▶ **Work to complete**:
Copy each line below in which the word "basis" occurs.

Stored data entries:
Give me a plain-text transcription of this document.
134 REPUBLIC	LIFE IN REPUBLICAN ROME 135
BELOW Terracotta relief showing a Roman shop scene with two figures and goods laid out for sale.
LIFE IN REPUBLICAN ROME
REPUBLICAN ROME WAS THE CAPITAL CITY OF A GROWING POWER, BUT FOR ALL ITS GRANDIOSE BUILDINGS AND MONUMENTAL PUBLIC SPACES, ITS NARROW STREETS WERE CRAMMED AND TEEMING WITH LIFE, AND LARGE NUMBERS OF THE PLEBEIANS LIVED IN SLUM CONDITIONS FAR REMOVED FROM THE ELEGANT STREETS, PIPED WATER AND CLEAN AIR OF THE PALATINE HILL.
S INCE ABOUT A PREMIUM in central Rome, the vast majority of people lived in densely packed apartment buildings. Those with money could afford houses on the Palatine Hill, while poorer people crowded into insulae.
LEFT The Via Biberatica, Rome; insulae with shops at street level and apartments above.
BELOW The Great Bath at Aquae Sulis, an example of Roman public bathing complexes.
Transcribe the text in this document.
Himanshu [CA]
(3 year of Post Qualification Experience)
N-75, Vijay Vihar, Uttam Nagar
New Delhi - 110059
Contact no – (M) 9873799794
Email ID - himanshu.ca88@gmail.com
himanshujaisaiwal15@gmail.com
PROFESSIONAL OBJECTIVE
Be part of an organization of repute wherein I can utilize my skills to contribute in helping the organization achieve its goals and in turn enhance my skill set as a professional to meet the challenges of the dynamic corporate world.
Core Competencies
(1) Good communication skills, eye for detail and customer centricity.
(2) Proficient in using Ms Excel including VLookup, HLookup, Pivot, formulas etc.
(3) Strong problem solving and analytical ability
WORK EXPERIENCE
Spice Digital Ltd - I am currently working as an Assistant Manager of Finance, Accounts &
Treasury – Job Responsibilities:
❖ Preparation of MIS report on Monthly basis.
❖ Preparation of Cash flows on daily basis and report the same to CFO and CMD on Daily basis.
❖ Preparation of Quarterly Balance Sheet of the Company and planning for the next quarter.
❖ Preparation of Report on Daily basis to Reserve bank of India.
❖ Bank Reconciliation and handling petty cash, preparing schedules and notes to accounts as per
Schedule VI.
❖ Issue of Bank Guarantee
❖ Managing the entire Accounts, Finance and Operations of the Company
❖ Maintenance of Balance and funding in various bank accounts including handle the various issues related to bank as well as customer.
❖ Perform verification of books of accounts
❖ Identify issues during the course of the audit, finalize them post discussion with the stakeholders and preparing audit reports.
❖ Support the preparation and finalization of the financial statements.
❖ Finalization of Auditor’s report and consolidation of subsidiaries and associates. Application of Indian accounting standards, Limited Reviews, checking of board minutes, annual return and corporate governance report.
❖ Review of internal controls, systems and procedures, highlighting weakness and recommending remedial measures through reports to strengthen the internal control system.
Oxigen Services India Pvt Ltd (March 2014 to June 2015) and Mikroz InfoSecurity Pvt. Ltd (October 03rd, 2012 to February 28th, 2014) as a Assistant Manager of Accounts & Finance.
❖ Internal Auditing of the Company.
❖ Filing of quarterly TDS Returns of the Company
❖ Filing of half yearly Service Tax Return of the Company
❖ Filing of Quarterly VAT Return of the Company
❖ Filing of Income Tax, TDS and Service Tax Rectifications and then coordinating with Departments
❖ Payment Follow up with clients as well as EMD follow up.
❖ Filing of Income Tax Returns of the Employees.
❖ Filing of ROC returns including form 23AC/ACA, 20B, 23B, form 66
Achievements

▶ **Exercise result**:
❖ Preparation of MIS report on Monthly basis.
❖ Preparation of Cash flows on daily basis and report the same to CFO and CMD on Daily basis.
❖ Preparation of Report on Daily basis to Reserve bank of India.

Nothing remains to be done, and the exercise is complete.